▶ ASSIGNED TASK: For every line in the material below that holds "bacteria", report the line.
■ ■ ■
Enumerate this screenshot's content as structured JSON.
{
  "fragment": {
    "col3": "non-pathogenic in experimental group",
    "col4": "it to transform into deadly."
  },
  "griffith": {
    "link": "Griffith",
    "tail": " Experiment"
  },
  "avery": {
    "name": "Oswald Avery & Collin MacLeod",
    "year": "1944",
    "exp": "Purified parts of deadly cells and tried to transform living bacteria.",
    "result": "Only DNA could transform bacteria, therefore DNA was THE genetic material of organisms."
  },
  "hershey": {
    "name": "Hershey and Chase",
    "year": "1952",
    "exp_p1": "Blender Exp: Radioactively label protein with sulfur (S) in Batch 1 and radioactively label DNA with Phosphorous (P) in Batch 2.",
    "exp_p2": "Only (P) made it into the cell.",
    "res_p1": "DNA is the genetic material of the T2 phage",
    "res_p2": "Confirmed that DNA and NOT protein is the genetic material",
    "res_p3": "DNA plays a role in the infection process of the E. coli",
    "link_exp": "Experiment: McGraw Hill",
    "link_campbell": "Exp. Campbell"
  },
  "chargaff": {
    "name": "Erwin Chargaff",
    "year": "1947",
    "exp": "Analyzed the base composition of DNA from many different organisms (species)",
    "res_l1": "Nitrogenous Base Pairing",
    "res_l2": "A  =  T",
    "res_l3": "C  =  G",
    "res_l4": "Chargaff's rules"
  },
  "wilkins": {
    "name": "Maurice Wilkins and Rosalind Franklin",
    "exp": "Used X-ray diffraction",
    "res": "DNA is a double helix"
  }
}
■ ■ ■
▶ SOLUTION FOR THIS EXERCISE:
    "exp": "Purified parts of deadly cells and tried to transform living bacteria.",
    "result": "Only DNA could transform bacteria, therefore DNA was THE genetic material of organisms."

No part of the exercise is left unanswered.